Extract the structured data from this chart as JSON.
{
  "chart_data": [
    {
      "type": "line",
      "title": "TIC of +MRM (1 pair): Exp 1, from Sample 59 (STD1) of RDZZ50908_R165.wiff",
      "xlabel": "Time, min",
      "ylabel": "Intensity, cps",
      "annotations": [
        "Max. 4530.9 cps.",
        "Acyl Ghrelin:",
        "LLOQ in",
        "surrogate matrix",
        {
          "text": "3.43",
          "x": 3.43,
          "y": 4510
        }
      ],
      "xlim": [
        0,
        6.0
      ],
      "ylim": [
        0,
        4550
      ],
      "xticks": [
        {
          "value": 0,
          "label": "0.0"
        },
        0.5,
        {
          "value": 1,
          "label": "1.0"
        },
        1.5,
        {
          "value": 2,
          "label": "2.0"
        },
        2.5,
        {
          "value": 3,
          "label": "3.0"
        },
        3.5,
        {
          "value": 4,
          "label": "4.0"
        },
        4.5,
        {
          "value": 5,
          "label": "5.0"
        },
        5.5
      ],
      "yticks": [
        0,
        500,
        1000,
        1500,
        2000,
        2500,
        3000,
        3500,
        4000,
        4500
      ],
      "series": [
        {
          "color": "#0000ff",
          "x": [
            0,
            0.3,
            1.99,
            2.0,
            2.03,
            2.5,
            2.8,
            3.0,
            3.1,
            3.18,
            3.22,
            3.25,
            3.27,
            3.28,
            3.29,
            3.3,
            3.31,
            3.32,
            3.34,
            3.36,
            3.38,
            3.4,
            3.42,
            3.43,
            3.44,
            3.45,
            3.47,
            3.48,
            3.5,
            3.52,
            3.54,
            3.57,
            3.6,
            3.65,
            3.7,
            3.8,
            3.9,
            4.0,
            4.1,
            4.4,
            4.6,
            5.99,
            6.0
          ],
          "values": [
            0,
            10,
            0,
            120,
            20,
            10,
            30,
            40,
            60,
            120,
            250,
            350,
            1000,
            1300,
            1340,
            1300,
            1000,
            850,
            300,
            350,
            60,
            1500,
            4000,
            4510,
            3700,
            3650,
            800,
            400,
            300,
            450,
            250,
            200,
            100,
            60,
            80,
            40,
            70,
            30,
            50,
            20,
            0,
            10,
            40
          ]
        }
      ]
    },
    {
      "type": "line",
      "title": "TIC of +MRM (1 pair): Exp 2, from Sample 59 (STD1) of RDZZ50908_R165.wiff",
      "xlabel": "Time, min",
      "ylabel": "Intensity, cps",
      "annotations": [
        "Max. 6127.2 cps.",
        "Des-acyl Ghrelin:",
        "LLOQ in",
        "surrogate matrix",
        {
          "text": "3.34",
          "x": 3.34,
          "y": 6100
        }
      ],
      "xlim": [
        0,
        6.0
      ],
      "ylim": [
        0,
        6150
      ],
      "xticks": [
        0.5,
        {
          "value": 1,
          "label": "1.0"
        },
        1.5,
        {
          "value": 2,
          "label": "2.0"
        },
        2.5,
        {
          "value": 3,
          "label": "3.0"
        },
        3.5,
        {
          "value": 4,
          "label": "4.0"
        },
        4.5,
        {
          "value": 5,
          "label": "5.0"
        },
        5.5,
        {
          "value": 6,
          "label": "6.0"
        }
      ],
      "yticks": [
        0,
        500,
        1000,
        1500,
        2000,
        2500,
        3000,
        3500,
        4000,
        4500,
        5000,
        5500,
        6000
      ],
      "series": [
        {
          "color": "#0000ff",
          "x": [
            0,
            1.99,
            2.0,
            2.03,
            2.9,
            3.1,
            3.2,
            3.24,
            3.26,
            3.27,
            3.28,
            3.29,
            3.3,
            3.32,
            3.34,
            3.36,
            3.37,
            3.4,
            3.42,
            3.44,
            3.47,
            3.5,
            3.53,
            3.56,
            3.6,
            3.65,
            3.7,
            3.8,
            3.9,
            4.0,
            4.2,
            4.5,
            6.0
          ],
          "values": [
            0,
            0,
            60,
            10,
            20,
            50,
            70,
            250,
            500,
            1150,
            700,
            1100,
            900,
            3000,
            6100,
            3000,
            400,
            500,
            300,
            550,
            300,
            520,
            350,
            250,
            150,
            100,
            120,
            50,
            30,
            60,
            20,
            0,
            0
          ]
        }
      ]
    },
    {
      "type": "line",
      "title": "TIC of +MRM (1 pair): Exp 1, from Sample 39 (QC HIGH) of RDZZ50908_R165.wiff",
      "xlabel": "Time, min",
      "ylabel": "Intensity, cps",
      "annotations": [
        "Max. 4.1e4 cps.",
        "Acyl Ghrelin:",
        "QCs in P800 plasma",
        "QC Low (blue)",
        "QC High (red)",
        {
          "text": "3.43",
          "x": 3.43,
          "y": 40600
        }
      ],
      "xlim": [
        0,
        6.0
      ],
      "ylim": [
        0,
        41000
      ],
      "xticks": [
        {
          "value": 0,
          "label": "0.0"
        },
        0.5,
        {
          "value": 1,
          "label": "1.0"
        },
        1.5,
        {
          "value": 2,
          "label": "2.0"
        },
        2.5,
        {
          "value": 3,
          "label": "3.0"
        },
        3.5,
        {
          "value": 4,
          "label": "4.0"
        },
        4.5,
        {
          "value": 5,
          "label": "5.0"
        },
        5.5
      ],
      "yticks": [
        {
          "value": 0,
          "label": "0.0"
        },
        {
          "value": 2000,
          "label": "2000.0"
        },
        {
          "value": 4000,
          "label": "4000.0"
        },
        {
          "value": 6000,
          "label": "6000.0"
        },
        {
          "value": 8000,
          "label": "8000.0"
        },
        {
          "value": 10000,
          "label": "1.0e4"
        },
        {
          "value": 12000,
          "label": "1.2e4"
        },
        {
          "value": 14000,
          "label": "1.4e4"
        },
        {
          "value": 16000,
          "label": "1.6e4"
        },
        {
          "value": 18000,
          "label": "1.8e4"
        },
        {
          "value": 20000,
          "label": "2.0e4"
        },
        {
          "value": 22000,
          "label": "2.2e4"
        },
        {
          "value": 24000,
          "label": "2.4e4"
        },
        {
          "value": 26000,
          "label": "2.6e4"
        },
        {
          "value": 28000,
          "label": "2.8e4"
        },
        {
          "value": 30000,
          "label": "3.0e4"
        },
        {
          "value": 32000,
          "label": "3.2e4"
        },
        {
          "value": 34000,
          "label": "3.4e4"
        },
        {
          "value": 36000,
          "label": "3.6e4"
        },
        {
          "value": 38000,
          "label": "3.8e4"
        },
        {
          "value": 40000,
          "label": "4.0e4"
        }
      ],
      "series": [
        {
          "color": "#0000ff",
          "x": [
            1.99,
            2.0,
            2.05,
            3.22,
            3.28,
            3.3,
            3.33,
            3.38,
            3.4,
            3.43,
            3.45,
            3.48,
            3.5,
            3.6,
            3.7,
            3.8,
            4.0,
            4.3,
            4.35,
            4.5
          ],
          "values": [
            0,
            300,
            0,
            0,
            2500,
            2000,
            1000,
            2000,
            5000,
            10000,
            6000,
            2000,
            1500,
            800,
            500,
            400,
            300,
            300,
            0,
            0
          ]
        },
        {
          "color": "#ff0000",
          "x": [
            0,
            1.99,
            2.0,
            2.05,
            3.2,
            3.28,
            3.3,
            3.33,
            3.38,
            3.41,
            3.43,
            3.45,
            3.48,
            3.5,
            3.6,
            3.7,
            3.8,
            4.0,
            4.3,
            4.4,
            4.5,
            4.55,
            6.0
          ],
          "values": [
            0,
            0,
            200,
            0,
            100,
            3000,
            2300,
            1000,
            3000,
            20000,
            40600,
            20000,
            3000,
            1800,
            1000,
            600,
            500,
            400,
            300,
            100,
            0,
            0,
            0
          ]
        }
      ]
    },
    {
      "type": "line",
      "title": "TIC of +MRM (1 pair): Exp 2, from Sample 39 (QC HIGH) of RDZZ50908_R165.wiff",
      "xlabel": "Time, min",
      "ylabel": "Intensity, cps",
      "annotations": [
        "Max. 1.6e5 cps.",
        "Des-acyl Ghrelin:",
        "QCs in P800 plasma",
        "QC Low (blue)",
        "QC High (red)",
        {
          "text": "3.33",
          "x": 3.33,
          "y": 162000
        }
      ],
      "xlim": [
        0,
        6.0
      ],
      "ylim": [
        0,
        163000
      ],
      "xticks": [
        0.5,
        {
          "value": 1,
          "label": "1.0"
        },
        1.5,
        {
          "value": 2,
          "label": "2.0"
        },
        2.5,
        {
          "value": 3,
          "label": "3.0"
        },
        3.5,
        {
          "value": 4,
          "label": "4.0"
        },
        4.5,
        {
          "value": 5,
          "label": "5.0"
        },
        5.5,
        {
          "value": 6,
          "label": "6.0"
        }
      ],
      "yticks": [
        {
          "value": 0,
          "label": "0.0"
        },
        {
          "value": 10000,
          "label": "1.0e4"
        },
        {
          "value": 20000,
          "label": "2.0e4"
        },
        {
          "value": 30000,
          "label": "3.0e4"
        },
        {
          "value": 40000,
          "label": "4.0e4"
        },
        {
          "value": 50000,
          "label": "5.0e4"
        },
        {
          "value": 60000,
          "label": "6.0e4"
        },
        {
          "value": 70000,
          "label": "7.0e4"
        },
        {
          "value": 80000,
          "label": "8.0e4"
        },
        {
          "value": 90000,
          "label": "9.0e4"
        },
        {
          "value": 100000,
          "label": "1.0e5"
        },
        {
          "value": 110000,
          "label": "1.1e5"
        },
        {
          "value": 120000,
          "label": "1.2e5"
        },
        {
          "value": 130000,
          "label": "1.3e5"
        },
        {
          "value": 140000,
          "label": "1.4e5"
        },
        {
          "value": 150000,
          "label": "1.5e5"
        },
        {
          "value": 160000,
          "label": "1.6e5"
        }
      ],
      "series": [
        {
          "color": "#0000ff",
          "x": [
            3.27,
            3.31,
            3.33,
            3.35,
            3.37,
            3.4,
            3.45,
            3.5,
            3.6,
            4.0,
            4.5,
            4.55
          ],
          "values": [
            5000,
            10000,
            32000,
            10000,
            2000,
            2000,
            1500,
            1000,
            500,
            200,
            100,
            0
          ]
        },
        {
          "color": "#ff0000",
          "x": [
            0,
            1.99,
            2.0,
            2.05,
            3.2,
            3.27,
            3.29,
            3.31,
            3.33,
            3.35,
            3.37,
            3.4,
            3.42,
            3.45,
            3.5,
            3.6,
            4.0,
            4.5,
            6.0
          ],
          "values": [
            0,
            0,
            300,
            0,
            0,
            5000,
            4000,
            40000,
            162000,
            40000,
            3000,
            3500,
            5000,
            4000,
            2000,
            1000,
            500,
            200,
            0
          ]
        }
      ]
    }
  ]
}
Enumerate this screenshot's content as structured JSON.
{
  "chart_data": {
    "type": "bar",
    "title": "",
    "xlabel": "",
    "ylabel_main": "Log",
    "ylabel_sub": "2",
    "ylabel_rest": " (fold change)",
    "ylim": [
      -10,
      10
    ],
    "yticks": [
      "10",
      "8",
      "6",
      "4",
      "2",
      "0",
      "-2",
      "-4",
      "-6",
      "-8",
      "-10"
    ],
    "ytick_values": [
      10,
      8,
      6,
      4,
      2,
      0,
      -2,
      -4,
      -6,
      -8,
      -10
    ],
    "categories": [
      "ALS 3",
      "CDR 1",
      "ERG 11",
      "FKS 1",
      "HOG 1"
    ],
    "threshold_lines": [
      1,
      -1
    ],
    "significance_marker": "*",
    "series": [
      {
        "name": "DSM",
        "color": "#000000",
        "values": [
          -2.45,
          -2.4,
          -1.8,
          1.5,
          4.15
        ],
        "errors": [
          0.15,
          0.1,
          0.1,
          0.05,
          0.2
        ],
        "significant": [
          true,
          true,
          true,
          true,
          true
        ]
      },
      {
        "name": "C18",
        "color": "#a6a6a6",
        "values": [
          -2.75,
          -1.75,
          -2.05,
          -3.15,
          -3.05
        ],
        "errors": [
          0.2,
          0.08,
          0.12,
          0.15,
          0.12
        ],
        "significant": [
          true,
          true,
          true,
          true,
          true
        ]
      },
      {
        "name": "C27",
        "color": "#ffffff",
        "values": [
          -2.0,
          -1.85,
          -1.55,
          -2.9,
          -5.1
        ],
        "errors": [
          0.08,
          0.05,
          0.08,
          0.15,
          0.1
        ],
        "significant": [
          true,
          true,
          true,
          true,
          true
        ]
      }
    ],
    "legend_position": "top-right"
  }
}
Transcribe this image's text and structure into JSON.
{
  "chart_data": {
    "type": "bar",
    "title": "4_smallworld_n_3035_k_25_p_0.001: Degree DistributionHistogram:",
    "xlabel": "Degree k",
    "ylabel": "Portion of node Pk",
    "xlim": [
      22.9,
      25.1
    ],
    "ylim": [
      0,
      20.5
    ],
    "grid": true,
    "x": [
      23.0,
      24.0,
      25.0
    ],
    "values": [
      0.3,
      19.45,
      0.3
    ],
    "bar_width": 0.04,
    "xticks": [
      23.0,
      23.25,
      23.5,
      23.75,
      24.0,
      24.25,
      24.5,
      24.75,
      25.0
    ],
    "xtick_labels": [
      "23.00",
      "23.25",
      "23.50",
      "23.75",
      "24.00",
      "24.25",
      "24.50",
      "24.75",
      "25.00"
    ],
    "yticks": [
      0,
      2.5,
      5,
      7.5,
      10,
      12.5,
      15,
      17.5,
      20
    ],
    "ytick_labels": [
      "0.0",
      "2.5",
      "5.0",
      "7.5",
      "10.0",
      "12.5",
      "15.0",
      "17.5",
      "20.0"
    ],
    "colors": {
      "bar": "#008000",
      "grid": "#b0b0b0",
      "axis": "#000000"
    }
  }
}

Objective:
Restate word for word the lines from the one holding "Transcribe this image's" to the end of the listing, both ends included, and nothing more.

Full output:
Transcribe this image's text and structure into JSON.
{
  "chart_data": {
    "type": "bar",
    "title": "4_smallworld_n_3035_k_25_p_0.001: Degree DistributionHistogram:",
    "xlabel": "Degree k",
    "ylabel": "Portion of node Pk",
    "xlim": [
      22.9,
      25.1
    ],
    "ylim": [
      0,
      20.5
    ],
    "grid": true,
    "x": [
      23.0,
      24.0,
      25.0
    ],
    "values": [
      0.3,
      19.45,
      0.3
    ],
    "bar_width": 0.04,
    "xticks": [
      23.0,
      23.25,
      23.5,
      23.75,
      24.0,
      24.25,
      24.5,
      24.75,
      25.0
    ],
    "xtick_labels": [
      "23.00",
      "23.25",
      "23.50",
      "23.75",
      "24.00",
      "24.25",
      "24.50",
      "24.75",
      "25.00"
    ],
    "yticks": [
      0,
      2.5,
      5,
      7.5,
      10,
      12.5,
      15,
      17.5,
      20
    ],
    "ytick_labels": [
      "0.0",
      "2.5",
      "5.0",
      "7.5",
      "10.0",
      "12.5",
      "15.0",
      "17.5",
      "20.0"
    ],
    "colors": {
      "bar": "#008000",
      "grid": "#b0b0b0",
      "axis": "#000000"
    }
  }
}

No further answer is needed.